*Selection*.
* * *

We have three difference kinds of searches here:

  • The first is contextual, which means that Jane knows the topics she's interested in and wants to throw a list of words at our search, hoping for a ranked match.
  • The second is specific, Kunjan wants to see a specific speaker's talk - that means we need to be sure that we can return a hit on exact part of a first or last name.
  • Finally, Nenne's query is relative, which means she knows a term (the project name) and wants to see results relative to it.

If we're to show these people something meaningful we'll need to come up with a strategy for building our full text index. Thankfully, Postgres has the tools we need.

Let's take a quick second to (quickly) understand what goes on behind the scenes as our full text index is being created - it's really helpful when trying to debug things. Then we'll move on and create solutions for each of these problems.

Behind the Scenes

A full text index is actually a data type in Postgres called tsvector. It's a weird name, but what it does is pretty simple:

select to_tsvector('english', 'nothing too tricky here');
     to_tsvector     
---------------------
 'noth':1 'tricki':3
(1 row)

I'm using Postgres's built-in to_tsvector function to tokenize my string of words into lexemes. What's a "lexeme" you ask? Hey, good question!

A lexeme is a unit of lexical meaning that underlies a set of words that are related through inflection. It is a basic abstract unit of meaning, a unit of morphological analysis in linguistics that roughly corresponds to a set of forms taken by a single root word.

Wikipedia

You can apply various stems to a lexeme to create a set of different words. So noth in this case could be stemmed to "nothing" or "nothingness". The integers that you see in the results above are the position within the text body. The first word is "nothing" so we have a 1 and tricky is the third word. This comes in handy later on when we want to know positional information (which we will!).

Finally, you'll notice that too and here have been stripped. These are "stop words" (or noise words) and aren't indexed.

But how does all of this tokenization happen?

* * *

*Material*.
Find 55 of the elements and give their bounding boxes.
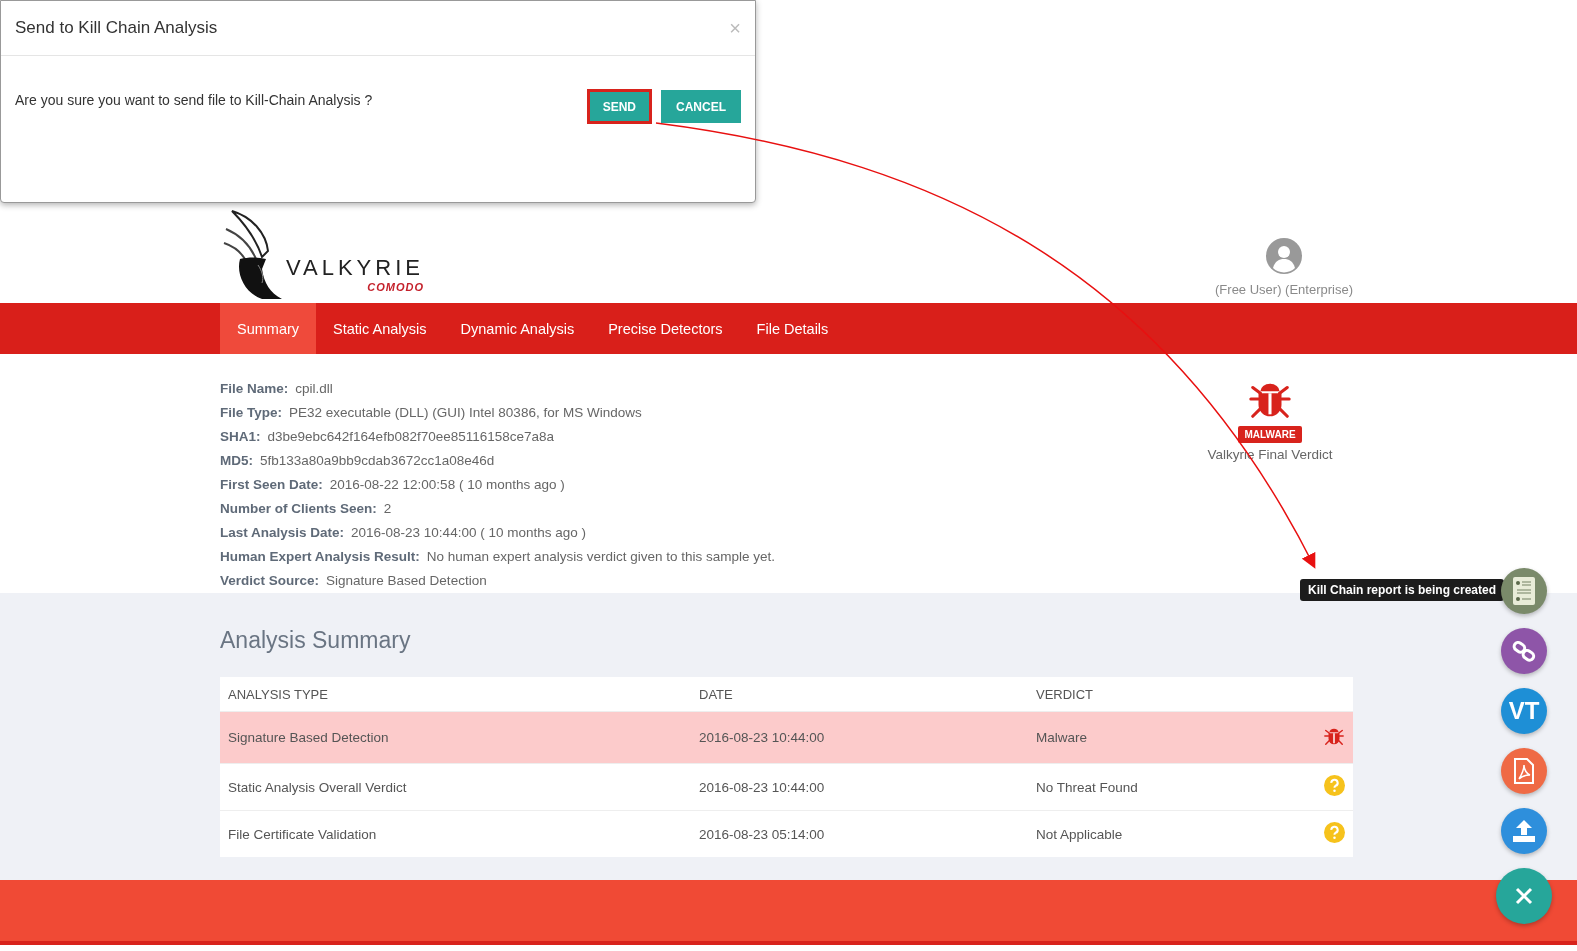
field-value: Signature Based Detection [326, 572, 487, 588]
field-label: Human Expert Analysis Result: [220, 548, 420, 564]
document-icon [1511, 576, 1537, 606]
field-value: 5fb133a80a9bb9cdab3672cc1a08e46d [260, 452, 495, 468]
field-value: PE32 executable (DLL) (GUI) Intel 80386, for MS Windows [289, 404, 642, 420]
question-icon [1324, 775, 1345, 796]
table-cell: Malware [1028, 711, 1307, 764]
field-value: d3be9ebc642f164efb082f70ee85116158ce7a8a [267, 428, 555, 444]
upload-icon [1510, 818, 1538, 844]
pdf-icon [1512, 757, 1536, 785]
dialog-message: Are you sure you want to send file to Kill-Chain Analysis ? [15, 92, 373, 110]
report-button[interactable] [1501, 568, 1547, 614]
avatar-icon[interactable] [1266, 238, 1302, 274]
table-cell: File Certificate Validation [220, 810, 691, 857]
table-cell: 2016-08-23 10:44:00 [691, 763, 1028, 811]
cancel-button[interactable]: CANCEL [661, 90, 741, 123]
field-label: Verdict Source: [220, 572, 320, 588]
table-cell: No Threat Found [1028, 763, 1307, 811]
logo-wordmark: VALKYRIE [286, 255, 424, 281]
dialog-title: Send to Kill Chain Analysis [15, 18, 218, 38]
field-label: File Type: [220, 404, 282, 420]
field-value: No human expert analysis verdict given to this sample yet. [426, 548, 775, 564]
field-value: cpil.dll [295, 380, 333, 396]
section-title: Analysis Summary [220, 626, 412, 655]
field-label: MD5: [220, 452, 253, 468]
field-value: 2016-08-23 10:44:00 ( 10 months ago ) [351, 524, 586, 540]
field-label: File Name: [220, 380, 289, 396]
nav-tab[interactable]: File Details [739, 303, 846, 354]
table-cell: Not Applicable [1028, 810, 1307, 857]
account-type: (Free User) (Enterprise) [1215, 282, 1353, 297]
close-icon [1514, 886, 1534, 906]
column-header: VERDICT [1028, 677, 1307, 712]
table-cell: 2016-08-23 05:14:00 [691, 810, 1028, 857]
field-label: Last Analysis Date: [220, 524, 345, 540]
field-label: Number of Clients Seen: [220, 500, 377, 516]
field-value: 2016-08-22 12:00:58 ( 10 months ago ) [329, 476, 565, 492]
close-button[interactable]: × [729, 16, 741, 40]
nav-tab[interactable]: Summary [220, 303, 317, 354]
table-cell: 2016-08-23 10:44:00 [691, 711, 1028, 764]
nav-tab[interactable]: Precise Detectors [591, 303, 740, 354]
chain-link-icon [1511, 638, 1537, 664]
table-cell: Static Analysis Overall Verdict [220, 763, 691, 811]
table-cell: Signature Based Detection [220, 711, 691, 764]
nav-tab[interactable]: Static Analysis [316, 303, 444, 354]
nav-tab[interactable]: Dynamic Analysis [443, 303, 592, 354]
verdict-badge: MALWARE [1238, 426, 1302, 443]
logo-brand: COMODO [367, 281, 424, 293]
send-button[interactable]: SEND [587, 90, 651, 123]
field-label: First Seen Date: [220, 476, 323, 492]
question-icon [1324, 822, 1345, 843]
field-value: 2 [383, 500, 392, 516]
column-header: DATE [691, 677, 1028, 712]
tooltip: Kill Chain report is being created [1300, 579, 1505, 601]
field-label: SHA1: [220, 428, 261, 444]
column-header: ANALYSIS TYPE [220, 677, 691, 712]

* * *

*Required work*.
A. Repeat the Postgres full text search passage from "Let's take a" up to and including "Hey, good question!", renaming "full text index" to "search index" throughout.
B. According to the Postgres full text search passage, what Postgres data type is a full text index?

*Answers to the exercise*.
A.
Let's take a quick second to (quickly) understand what goes on behind the scenes as our search index is being created - it's really helpful when trying to debug things. Then we'll move on and create solutions for each of these problems.

Behind the Scenes

A search index is actually a data type in Postgres called tsvector. It's a weird name, but what it does is pretty simple:

select to_tsvector('english', 'nothing too tricky here');
     to_tsvector     
---------------------
 'noth':1 'tricki':3
(1 row)

I'm using Postgres's built-in to_tsvector function to tokenize my string of words into lexemes. What's a "lexeme" you ask? Hey, good question!

B. It is the data type called tsvector.